## TUGAS DIKERJAKAN
a) Menurut teks bacaan tentang kebebasan dan dasar-dasar keadilan, apa arti kata Latin utilitas yang menjadi akar kata utilitarianism?
b) Lanjutkan teks bacaan tentang kebebasan dan dasar-dasar keadilan, mulai setelah kalimat terakhir yang tercantum.

## TEKS BACAAN
-- -- --

Anda di halaman 1dari 10

CHAPTER III

KEBEBASAN DAN DASAR-DASAR KEADILAN

Ada tiga diversitas penyebab kemiskinan, diilustrasikan melalui contoh kasus


keadaan Dinu, Bishano dan Rogini:
1. Dinu mengalami kemiskinan yang dinilai dari kondisi sebenarnya di lingkungan dia
berada (termiskin di lingkungannya) kemiskinan dipandang dari sisi ekonomi
yang mengutamakan pendapatan (income) dianut oleh kaum egalitarian dengan
prinsipnya justice as equality;
2. Bishano baru mengalami kemiskinan, sehingga menyebabkan ia paling tertekan
dan paling tidak bahagia kemiskinan dipandang dari sisi etika dianut oleh
kaum utilitarian klasik yang mengutamakan kesenangan dan kebahagiaan
(pleasure and happiness);
3. Rogini mengalami kemiskinan karena sakit yang diderita (kemiskinan karena faktor
fisik individu) kemiskinan dipandang dari sisi kualitas hidup.
Setidaknya ada dua pokok pembahasan utama yang diangkat oleh Sen dalam Chapter
III, yaitu:
1. Pertanyaan umum mengenai pentingnya basis informasi sebagai dasar untuk
menilai dan mengevaluasi sebuah keputusan; dan
2. Isu-isu strategis tentang kecukupan basis informasi dari teori-teori standar sosialetika dan keadilan, yang meliputi: utilitarianism, libertarianism, dan teori
keadilan Rawls.
Baik teori (pendekatan) utilitarianism, libertarianism, maupun teori keadilan Rawls
digunakan dengan berdasarkan pada basis informasi yang tersedia, baik informasi
dari dalam (inclusion information) maupun informasi dari luar (exclusion
information). Ketiganya tidak dapat dipaksakan untuk diterapkan secara mutlak
untuk menghadapi sebuah persoalan yang di suatu wilayah. Keberhasilan atau
kegagalan sebuah pendekatan bergantung pada jangkauan dan keterbatasan basis
informasi yang tersedia.

Tiga teori (pendekatan) sosial-etika dan keadilan, yaitu:


1. Utilitarianism
Berasal dari akar kata dalam bahasa Latin utilitas (manfaat), pendekatan
utilitarianism secara prinsip menekankan pada hasil akhir sebuah keputusan atau

kebijakan yang memberikan manfaat, yang diindikasikan melalui terciptanya


kesenangan dan kebahagiaan bagi sebanyak-banyaknya orang. Secara terminologi,
utilitarianism merupakan suatu paham sosial-etika yang berpendapat bahwa
perbuatan baik adalah perbuatan yang bermanfaat, menguntungkan, dan
mendatangkan kesenangan. Sebaliknya, perbuatan buruk adalah perbuatan yang
tidak bermanfaat, merugikan, dan mendatangkan penderitaan. Utilitarianism
bukan sekadar teori (pendekatan) sosial-etika yang berisi aturan-aturan
(konstitusi) yang hanya mengajarkan perintah dan larangan kepada warganya.

-- -- --

## BAHAN YANG DISEDIAKAN
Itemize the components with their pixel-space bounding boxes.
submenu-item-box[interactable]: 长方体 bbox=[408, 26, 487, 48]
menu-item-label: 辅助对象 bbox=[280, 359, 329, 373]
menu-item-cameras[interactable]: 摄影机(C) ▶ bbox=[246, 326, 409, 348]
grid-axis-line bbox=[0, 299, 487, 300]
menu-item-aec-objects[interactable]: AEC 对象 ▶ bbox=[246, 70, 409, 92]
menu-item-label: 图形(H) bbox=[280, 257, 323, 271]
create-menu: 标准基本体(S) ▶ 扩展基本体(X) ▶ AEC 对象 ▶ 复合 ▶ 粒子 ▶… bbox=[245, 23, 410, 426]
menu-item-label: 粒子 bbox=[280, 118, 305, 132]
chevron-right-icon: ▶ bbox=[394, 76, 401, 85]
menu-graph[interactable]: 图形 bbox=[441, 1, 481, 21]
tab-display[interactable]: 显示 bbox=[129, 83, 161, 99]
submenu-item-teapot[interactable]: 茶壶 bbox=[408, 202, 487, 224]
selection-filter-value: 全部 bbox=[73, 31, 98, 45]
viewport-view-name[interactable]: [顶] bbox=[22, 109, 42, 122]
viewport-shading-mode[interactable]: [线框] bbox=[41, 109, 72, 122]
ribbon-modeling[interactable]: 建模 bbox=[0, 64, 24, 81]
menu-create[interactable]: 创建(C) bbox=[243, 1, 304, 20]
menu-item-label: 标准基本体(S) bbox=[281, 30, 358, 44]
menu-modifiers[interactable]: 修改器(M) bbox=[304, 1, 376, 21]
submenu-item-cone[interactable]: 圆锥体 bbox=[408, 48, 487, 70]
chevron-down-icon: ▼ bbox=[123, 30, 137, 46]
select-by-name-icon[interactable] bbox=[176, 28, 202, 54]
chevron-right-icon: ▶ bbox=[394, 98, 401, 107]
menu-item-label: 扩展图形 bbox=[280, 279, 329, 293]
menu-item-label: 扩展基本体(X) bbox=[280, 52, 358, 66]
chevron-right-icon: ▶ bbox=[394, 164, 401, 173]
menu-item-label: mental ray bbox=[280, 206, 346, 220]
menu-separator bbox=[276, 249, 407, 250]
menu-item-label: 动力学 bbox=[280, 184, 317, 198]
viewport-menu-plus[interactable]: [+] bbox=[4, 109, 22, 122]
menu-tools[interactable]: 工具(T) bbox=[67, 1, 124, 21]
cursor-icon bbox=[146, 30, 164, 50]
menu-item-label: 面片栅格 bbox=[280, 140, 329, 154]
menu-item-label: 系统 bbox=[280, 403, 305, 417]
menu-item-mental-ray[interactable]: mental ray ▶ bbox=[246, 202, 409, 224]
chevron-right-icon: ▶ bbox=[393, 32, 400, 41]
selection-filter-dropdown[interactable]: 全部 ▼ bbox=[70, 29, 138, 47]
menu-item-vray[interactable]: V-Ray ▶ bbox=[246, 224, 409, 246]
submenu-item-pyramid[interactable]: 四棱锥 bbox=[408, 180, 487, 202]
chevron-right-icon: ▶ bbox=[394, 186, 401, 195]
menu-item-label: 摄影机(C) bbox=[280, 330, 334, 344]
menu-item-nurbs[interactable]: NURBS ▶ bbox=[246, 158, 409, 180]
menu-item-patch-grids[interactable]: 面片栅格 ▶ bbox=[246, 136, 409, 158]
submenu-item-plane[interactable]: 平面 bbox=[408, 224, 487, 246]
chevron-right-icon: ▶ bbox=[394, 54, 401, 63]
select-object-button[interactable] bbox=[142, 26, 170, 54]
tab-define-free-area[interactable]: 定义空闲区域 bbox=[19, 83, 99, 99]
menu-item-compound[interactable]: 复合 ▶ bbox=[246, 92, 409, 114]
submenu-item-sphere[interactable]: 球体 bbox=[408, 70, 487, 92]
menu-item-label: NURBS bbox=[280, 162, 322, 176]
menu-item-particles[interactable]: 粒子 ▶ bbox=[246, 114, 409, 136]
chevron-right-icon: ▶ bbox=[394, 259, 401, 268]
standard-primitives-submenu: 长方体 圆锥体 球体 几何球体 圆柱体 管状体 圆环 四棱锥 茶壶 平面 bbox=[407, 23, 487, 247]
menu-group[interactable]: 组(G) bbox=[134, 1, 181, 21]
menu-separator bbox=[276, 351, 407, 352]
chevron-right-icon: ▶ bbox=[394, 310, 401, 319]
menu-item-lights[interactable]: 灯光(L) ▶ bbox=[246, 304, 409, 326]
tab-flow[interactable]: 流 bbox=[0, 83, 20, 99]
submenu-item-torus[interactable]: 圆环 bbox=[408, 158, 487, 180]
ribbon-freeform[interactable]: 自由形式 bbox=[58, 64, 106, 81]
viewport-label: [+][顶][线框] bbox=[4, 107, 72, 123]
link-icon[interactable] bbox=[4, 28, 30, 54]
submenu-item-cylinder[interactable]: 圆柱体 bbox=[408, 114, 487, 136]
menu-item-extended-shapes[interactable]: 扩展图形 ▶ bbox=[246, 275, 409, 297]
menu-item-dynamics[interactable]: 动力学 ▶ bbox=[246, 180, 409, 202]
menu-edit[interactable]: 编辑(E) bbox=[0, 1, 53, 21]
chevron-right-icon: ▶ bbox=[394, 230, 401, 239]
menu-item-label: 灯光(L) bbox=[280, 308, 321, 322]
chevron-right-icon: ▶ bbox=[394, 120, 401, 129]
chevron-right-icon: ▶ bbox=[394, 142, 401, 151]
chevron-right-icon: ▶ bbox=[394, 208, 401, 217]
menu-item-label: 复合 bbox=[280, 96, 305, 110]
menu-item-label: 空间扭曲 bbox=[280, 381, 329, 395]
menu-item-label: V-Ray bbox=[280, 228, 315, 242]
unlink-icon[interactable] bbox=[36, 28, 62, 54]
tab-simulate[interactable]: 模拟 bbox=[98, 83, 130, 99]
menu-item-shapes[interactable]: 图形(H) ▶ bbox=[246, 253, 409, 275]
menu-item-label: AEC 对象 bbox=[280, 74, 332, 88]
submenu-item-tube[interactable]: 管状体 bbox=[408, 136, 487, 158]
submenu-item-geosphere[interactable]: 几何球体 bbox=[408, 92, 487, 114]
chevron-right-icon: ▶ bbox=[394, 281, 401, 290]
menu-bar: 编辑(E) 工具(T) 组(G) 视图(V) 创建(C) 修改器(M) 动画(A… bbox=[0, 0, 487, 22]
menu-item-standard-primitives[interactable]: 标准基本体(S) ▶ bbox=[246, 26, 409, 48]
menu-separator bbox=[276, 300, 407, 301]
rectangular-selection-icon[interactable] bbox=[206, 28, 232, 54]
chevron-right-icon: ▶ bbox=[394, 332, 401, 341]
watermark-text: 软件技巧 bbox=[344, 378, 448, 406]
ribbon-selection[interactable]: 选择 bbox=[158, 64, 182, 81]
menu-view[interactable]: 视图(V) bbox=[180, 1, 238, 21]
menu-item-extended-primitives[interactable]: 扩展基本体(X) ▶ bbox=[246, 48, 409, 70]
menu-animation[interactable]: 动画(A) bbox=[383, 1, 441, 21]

-- -- --

## JAWABAN LATIHAN
a) Kata Latin utilitas berarti manfaat.

b)
Akan tetapi, utilitarianism lebih menekankan pada pemberian penjelasan logis
mengenai manfaat dan konsekuensi yang dihasilkan dari aturan-aturan tersebut.
Tokoh pencetus utilitarianism adalah Jeremy Bentham (1748-1832), melalui
karyanya An Introduction to The Principles of Morals and Legislation (1789,
republished pada 1907).
Ada dua aliran utilitarianism, yaitu:
a. Aliran klasik: menekankan pada tercapainya kesenangan, kebahagiaan, dan
kepuasan, bagi sebanyak-banyaknya orang (the greatest happiness theory).
Manusia akan berbuat sedemikian rupa sehingga mendapatkan kebahagiaan
yang sebanyak-banyaknya dan menekan penderitaan serendah-rendahnya;
b. Aliran modern: merevisi aliran klasik, di mana kesenangan dan kebahagiaan
tidak menjadi satu-satunya tolok ukur, tetapi juga mempertimbangkan
pemenuhan hasrat dan pilihan rasional perilaku individu berdasarkan
pengetahuan dan informasi yang dimilikinya.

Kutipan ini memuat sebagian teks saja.